== EXERCISE TASK ==
Look below for the line that contains "Extract all readable text from this page.", then quote it and all the lines after it, exactly, with the pictures left out.

— begin PROVIDED RECORDS —

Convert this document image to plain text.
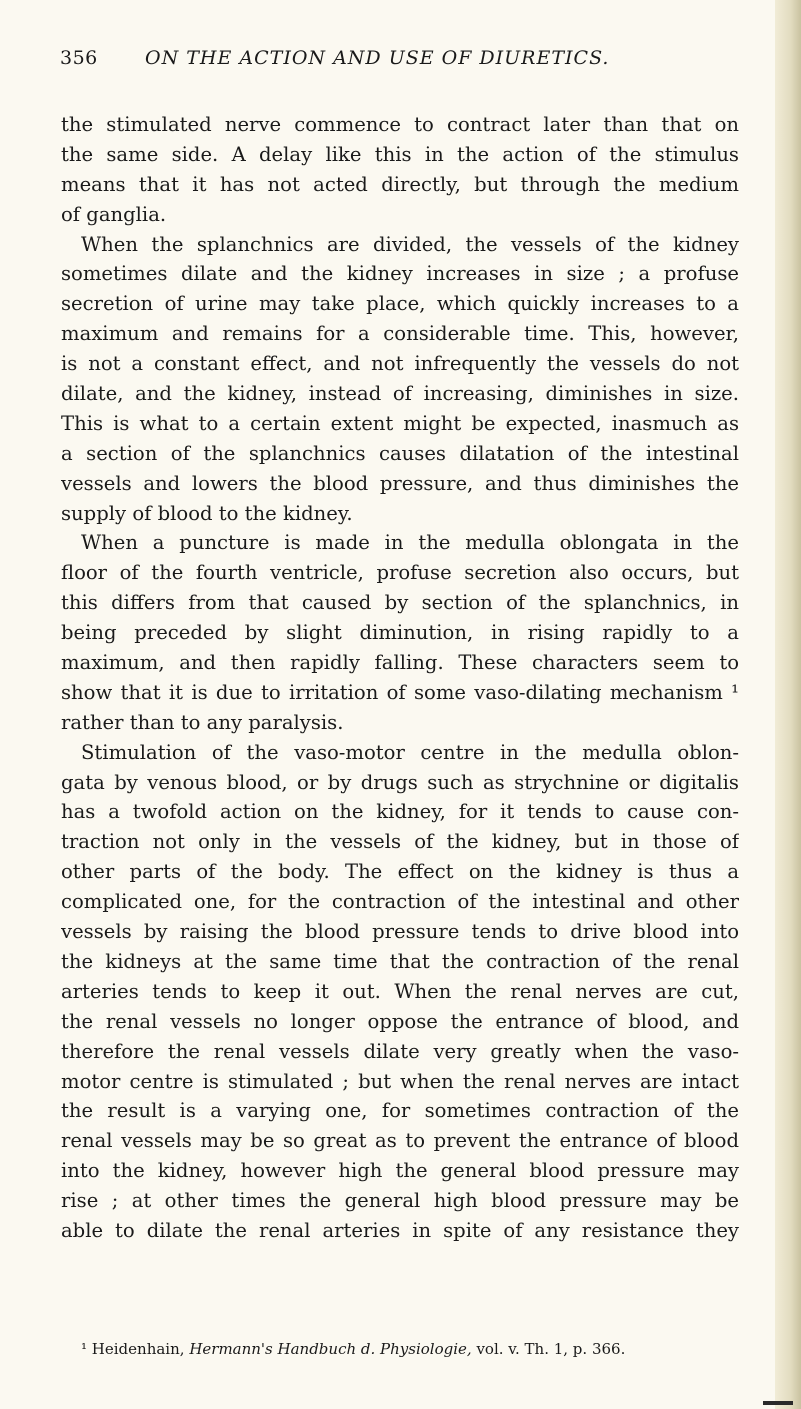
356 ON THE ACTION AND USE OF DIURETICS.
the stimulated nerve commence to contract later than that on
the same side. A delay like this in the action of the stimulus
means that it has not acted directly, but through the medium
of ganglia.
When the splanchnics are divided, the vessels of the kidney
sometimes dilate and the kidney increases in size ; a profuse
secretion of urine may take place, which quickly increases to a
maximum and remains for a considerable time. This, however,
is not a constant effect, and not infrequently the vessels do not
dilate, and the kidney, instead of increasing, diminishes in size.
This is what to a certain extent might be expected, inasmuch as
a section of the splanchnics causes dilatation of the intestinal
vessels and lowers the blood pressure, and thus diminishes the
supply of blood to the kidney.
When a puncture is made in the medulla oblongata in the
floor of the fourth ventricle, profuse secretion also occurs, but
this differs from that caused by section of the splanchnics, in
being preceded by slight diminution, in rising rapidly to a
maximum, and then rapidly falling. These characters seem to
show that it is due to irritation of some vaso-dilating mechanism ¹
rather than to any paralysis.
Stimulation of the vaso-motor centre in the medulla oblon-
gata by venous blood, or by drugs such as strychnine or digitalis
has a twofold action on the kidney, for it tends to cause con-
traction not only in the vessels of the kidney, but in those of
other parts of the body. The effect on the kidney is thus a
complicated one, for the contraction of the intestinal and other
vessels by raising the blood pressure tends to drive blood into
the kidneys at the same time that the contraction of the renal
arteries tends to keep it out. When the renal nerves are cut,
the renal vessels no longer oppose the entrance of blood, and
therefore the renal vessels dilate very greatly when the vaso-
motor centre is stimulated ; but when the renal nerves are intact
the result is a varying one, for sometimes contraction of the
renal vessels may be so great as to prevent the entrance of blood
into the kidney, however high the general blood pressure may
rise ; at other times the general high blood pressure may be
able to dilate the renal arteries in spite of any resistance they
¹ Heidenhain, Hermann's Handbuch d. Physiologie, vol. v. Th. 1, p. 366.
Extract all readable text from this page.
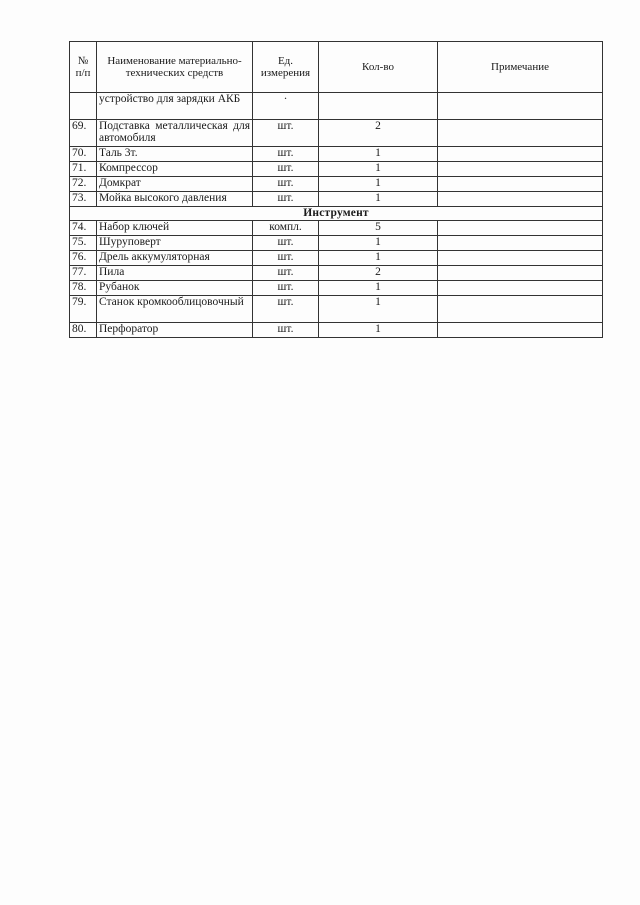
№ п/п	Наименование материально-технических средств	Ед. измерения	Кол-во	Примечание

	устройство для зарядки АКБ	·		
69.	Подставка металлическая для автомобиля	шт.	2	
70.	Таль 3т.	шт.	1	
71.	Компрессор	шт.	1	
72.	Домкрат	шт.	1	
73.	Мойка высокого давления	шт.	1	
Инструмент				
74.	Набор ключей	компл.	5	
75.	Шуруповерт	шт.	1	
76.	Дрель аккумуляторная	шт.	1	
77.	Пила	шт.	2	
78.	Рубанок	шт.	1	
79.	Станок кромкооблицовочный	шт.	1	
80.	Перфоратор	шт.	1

— end PROVIDED RECORDS —

== CORRECT RESPONSE ==
Extract all readable text from this page.
№ п/п	Наименование материально-технических средств	Ед. измерения	Кол-во	Примечание

	устройство для зарядки АКБ	·		
69.	Подставка металлическая для автомобиля	шт.	2	
70.	Таль 3т.	шт.	1	
71.	Компрессор	шт.	1	
72.	Домкрат	шт.	1	
73.	Мойка высокого давления	шт.	1	
Инструмент				
74.	Набор ключей	компл.	5	
75.	Шуруповерт	шт.	1	
76.	Дрель аккумуляторная	шт.	1	
77.	Пила	шт.	2	
78.	Рубанок	шт.	1	
79.	Станок кромкооблицовочный	шт.	1	
80.	Перфоратор	шт.	1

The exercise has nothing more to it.